● Goal of the exercise: Without the pictures, set down every line of the data exactly.

● Supplied material:
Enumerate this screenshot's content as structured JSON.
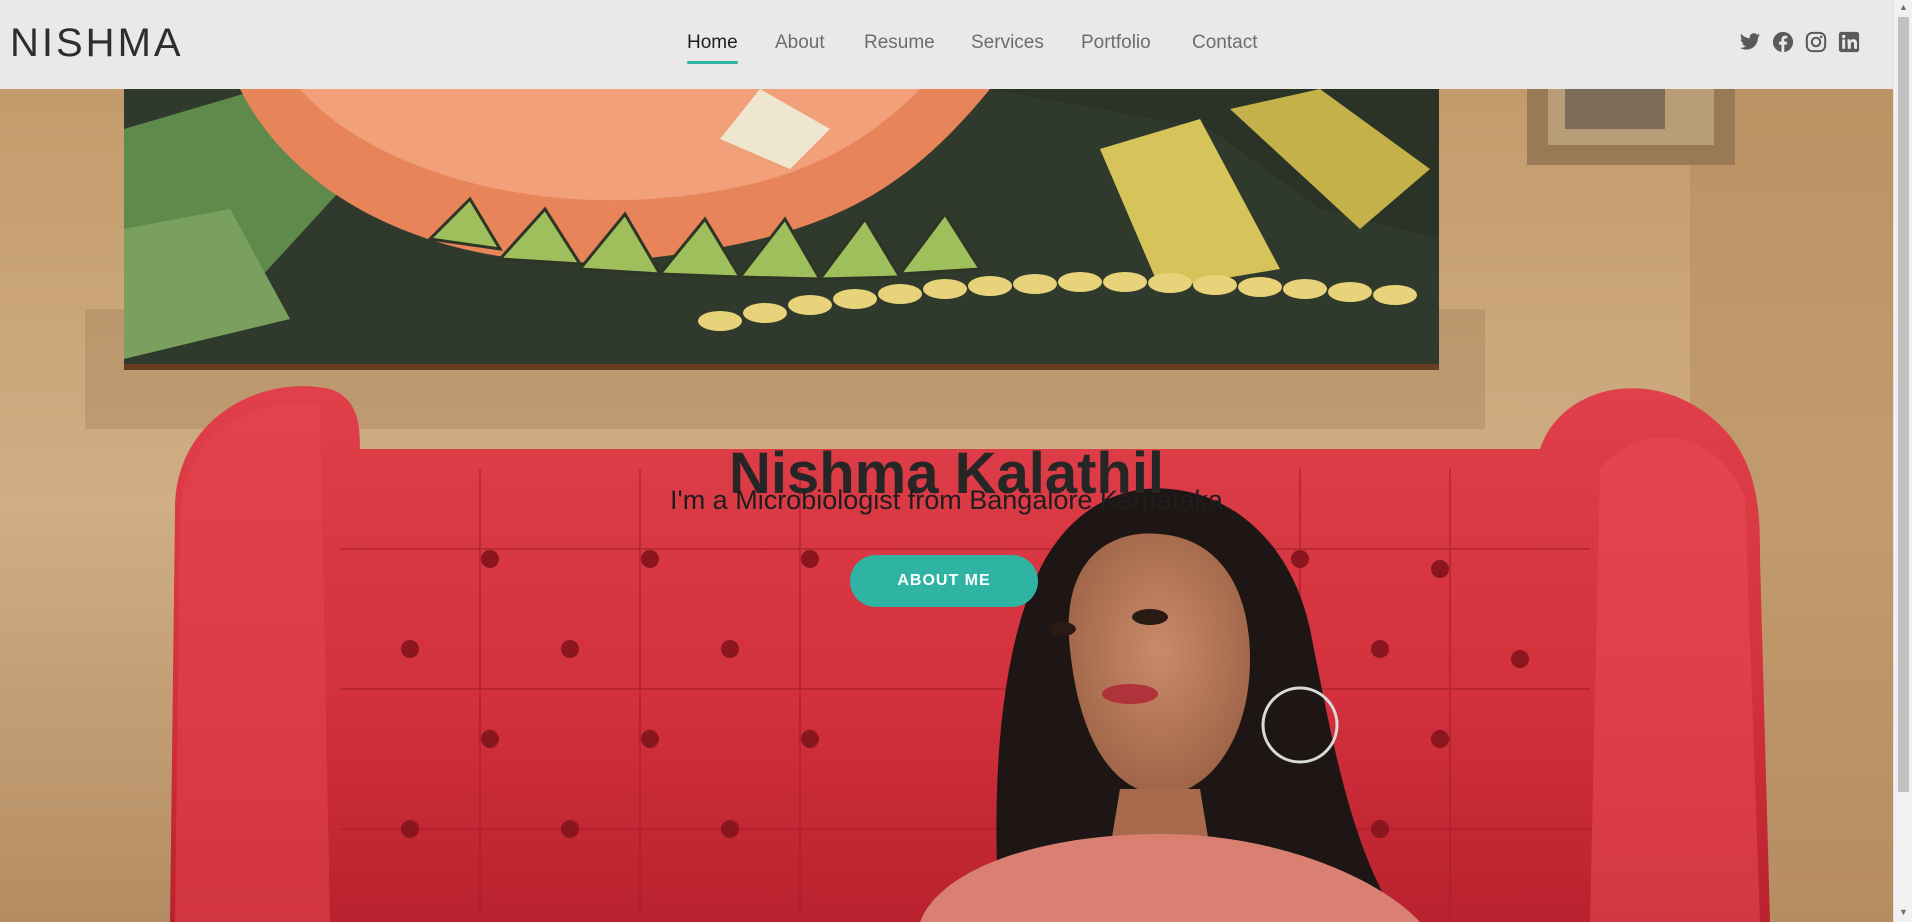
{
  "site": {
    "logo": "NISHMA"
  },
  "nav": {
    "items": [
      {
        "label": "Home",
        "active": true
      },
      {
        "label": "About",
        "active": false
      },
      {
        "label": "Resume",
        "active": false
      },
      {
        "label": "Services",
        "active": false
      },
      {
        "label": "Portfolio",
        "active": false
      },
      {
        "label": "Contact",
        "active": false
      }
    ]
  },
  "social": {
    "icons": [
      "twitter-icon",
      "facebook-icon",
      "instagram-icon",
      "linkedin-icon"
    ]
  },
  "hero": {
    "title": "Nishma Kalathil",
    "subtitle": "I'm a Microbiologist from Bangalore Karnataka",
    "button_label": "ABOUT ME"
  },
  "colors": {
    "accent": "#2fb3a3",
    "header_bg": "#eae9e7",
    "text_dark": "#262626",
    "nav_text": "#6d6d6d"
  }
}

● Output of the task:
Enumerate this screenshot's content as structured JSON.
{
  "site": {
    "logo": "NISHMA"
  },
  "nav": {
    "items": [
      {
        "label": "Home",
        "active": true
      },
      {
        "label": "About",
        "active": false
      },
      {
        "label": "Resume",
        "active": false
      },
      {
        "label": "Services",
        "active": false
      },
      {
        "label": "Portfolio",
        "active": false
      },
      {
        "label": "Contact",
        "active": false
      }
    ]
  },
  "social": {
    "icons": [
      "twitter-icon",
      "facebook-icon",
      "instagram-icon",
      "linkedin-icon"
    ]
  },
  "hero": {
    "title": "Nishma Kalathil",
    "subtitle": "I'm a Microbiologist from Bangalore Karnataka",
    "button_label": "ABOUT ME"
  },
  "colors": {
    "accent": "#2fb3a3",
    "header_bg": "#eae9e7",
    "text_dark": "#262626",
    "nav_text": "#6d6d6d"
  }
}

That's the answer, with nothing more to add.